Items from a dataset:
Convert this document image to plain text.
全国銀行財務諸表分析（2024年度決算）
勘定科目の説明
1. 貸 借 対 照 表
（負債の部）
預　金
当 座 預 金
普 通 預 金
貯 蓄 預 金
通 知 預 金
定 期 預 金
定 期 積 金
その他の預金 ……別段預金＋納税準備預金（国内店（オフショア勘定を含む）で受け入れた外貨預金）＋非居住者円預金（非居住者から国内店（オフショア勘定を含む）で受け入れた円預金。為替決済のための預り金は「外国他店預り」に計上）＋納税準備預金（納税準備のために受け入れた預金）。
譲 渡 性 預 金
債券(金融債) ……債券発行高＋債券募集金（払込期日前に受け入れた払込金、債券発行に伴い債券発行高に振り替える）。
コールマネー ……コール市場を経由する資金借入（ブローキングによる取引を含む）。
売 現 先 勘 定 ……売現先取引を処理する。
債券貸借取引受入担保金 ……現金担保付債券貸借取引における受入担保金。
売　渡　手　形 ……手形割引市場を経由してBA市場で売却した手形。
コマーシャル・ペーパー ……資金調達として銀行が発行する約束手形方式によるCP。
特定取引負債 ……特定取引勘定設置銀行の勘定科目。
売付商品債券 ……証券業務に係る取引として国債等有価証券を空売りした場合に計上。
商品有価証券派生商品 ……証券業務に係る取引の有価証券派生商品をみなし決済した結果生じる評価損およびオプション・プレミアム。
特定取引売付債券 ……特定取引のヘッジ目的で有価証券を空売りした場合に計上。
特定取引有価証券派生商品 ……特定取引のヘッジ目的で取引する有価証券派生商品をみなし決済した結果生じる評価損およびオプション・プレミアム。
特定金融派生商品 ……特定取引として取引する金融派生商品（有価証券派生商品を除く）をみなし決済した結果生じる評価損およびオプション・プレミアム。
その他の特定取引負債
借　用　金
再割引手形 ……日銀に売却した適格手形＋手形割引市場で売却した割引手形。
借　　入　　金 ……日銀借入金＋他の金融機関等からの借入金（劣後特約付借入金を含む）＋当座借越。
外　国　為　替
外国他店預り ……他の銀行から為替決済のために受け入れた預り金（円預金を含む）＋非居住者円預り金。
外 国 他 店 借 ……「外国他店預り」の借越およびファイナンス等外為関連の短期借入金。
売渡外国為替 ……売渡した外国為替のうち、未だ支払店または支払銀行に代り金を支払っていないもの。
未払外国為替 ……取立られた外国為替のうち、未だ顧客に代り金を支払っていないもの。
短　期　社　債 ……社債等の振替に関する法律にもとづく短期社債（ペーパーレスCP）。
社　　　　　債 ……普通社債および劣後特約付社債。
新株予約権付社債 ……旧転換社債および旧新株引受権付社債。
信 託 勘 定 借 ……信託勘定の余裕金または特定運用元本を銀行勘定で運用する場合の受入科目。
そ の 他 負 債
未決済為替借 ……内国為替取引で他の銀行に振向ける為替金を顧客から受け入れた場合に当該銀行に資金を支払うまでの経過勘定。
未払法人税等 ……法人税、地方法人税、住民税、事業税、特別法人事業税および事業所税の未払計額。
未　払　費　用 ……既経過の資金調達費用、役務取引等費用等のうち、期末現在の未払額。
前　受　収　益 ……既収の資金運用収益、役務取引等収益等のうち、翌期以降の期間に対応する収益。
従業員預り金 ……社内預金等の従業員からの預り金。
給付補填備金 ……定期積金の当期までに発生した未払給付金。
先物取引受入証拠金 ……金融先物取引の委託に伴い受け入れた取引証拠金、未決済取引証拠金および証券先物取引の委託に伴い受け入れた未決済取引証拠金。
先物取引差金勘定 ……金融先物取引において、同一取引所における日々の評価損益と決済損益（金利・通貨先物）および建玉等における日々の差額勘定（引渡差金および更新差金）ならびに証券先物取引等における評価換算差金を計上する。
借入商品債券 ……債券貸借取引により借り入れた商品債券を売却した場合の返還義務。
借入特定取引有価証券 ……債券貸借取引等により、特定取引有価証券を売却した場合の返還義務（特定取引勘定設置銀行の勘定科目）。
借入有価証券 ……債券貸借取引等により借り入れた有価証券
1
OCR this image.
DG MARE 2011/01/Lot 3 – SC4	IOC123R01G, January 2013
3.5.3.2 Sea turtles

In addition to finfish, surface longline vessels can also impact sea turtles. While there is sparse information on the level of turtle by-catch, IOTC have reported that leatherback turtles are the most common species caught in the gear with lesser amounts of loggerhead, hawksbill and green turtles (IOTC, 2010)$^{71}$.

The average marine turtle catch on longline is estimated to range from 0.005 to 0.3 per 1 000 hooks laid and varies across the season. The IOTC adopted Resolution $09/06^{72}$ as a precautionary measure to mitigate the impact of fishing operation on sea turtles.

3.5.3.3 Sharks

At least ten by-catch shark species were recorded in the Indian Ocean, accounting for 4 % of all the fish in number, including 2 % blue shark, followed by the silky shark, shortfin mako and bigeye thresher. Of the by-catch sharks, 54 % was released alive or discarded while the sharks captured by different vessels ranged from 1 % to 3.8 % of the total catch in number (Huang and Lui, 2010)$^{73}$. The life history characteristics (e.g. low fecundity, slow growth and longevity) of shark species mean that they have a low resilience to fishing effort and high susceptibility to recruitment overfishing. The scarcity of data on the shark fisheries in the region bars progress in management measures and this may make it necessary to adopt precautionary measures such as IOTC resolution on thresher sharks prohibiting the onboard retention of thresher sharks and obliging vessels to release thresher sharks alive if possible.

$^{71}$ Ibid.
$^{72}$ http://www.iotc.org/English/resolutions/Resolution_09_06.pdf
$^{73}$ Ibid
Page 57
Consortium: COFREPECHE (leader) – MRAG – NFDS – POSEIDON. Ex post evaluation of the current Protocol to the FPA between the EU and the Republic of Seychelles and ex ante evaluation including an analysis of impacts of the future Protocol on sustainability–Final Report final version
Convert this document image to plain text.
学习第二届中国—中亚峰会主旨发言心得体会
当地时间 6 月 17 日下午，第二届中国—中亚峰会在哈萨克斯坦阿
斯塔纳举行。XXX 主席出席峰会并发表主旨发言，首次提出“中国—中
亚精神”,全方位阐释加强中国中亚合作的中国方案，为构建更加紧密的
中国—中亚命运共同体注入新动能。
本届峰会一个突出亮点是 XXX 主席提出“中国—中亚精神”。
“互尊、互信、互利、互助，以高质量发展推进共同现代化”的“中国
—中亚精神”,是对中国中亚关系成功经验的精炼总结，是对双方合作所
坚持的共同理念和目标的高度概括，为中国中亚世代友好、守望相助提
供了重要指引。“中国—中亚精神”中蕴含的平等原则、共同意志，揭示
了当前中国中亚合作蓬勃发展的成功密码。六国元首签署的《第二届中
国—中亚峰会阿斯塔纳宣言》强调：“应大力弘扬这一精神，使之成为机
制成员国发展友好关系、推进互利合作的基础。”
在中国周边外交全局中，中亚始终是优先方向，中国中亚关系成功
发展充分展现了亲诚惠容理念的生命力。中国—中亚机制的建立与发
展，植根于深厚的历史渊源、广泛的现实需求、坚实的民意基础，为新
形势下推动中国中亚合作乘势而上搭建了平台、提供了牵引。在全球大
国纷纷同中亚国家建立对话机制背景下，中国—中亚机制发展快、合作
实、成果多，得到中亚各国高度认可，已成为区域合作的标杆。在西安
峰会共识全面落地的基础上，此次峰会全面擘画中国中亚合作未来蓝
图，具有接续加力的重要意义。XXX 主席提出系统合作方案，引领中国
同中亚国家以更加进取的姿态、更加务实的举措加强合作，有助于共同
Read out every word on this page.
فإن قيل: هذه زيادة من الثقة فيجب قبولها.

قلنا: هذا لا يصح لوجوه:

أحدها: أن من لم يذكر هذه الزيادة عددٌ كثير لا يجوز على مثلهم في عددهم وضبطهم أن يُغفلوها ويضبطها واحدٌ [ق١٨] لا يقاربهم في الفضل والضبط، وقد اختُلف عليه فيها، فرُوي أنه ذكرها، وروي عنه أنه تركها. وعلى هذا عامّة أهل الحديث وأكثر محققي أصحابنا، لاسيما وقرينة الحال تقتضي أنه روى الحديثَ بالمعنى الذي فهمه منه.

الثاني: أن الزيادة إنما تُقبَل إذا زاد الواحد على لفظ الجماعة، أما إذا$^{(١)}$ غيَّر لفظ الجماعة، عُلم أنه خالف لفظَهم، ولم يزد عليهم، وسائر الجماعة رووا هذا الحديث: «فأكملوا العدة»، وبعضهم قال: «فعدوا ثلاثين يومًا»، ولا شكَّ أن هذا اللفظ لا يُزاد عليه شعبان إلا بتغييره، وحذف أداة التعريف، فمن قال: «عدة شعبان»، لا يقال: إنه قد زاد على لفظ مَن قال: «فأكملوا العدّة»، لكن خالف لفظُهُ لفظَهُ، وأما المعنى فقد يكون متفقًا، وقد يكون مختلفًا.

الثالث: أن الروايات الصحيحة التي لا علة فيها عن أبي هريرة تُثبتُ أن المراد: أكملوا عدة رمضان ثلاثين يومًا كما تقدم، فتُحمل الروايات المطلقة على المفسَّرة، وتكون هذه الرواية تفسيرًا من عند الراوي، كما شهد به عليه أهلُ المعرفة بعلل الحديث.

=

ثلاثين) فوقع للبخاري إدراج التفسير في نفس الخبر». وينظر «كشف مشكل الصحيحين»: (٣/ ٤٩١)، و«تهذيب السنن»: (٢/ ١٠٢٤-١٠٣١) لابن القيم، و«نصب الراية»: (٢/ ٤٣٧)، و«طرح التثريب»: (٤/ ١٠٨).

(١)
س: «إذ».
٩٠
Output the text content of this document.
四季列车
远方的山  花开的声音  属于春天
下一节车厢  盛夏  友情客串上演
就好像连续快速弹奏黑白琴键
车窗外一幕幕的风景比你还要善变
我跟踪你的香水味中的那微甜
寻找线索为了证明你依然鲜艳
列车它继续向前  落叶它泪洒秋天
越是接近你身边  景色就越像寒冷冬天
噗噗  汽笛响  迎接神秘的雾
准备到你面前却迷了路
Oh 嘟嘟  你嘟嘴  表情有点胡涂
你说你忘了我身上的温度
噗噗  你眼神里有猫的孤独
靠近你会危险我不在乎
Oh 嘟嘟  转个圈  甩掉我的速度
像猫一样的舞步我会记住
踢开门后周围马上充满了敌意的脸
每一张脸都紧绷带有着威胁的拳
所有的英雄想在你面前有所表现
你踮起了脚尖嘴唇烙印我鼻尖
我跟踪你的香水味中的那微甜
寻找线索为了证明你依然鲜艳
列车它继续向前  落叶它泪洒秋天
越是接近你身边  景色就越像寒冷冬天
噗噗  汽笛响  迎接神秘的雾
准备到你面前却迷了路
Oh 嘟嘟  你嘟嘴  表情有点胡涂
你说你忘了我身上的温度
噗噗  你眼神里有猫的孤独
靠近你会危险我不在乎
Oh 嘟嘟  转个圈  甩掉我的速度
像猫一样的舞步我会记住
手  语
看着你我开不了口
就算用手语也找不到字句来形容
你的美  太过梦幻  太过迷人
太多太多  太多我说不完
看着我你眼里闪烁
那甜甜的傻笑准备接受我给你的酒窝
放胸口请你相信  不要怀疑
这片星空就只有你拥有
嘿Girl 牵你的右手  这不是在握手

[GOAL] Every line holding "特定取引勘定設置銀行の勘定科目" should be copied out.

[RESULT OF THIS TASK]
特定取引負債 ……特定取引勘定設置銀行の勘定科目。
借入特定取引有価証券 ……債券貸借取引等により、特定取引有価証券を売却した場合の返還義務（特定取引勘定設置銀行の勘定科目）。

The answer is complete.